Task brief:
Pull each line holding the word "costs" from the data.

|---|

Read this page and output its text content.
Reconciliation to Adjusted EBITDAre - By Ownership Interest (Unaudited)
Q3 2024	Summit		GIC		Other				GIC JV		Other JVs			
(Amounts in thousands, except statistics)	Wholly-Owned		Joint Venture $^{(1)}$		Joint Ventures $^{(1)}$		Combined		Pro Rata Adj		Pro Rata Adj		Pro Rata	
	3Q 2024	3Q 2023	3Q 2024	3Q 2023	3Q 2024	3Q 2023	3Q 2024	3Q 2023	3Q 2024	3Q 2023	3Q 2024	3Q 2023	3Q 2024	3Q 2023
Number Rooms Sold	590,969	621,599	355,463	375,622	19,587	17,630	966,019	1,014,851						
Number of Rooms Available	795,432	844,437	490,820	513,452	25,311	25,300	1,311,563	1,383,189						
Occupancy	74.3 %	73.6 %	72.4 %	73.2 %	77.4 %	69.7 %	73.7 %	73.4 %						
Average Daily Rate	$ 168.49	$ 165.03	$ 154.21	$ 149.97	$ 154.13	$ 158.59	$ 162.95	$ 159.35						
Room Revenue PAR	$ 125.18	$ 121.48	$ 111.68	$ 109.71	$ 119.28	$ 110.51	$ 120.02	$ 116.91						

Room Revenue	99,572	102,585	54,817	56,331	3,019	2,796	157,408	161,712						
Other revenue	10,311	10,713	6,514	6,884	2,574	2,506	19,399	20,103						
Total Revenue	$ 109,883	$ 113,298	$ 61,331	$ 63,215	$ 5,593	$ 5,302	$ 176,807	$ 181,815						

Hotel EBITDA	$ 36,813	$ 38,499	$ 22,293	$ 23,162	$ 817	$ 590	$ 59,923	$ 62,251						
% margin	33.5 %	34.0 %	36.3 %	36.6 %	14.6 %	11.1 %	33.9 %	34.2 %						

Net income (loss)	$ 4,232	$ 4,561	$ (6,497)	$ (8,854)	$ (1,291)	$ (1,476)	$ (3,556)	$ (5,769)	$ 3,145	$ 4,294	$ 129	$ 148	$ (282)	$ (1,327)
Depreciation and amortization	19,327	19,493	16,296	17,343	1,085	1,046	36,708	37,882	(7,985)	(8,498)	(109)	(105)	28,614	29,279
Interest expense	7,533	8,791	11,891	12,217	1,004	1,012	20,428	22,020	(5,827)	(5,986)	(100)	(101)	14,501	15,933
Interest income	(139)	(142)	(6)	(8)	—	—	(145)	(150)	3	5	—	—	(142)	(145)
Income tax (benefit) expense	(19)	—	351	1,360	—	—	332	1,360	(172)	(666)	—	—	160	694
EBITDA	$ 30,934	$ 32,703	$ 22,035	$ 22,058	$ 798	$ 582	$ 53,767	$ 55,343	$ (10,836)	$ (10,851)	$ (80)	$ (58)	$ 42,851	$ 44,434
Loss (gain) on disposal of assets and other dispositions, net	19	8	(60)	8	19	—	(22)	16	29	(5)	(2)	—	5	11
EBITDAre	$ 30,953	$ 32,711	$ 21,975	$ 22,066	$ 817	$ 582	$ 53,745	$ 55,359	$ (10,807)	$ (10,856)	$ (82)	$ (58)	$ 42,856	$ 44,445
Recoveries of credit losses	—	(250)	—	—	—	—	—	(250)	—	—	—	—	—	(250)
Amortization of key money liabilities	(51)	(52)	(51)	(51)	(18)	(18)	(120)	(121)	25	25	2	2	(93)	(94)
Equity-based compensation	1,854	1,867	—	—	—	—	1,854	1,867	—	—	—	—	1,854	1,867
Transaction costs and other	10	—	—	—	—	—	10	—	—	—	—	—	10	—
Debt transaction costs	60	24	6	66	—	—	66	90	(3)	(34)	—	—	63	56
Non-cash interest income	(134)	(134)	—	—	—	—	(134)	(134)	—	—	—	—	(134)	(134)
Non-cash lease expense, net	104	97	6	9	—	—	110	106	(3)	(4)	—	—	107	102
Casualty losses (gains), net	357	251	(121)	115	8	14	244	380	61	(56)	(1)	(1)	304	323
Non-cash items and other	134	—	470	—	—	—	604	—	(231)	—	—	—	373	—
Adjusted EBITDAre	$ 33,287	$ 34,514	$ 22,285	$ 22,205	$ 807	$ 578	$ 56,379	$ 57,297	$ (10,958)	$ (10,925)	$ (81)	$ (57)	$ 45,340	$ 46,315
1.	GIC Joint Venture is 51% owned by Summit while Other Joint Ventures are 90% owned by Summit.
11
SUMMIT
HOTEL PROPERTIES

|---|

Answer in full:
Transaction costs and other	10	—	—	—	—	—	10	—	—	—	—	—	10	—
Debt transaction costs	60	24	6	66	—	—	66	90	(3)	(34)	—	—	63	56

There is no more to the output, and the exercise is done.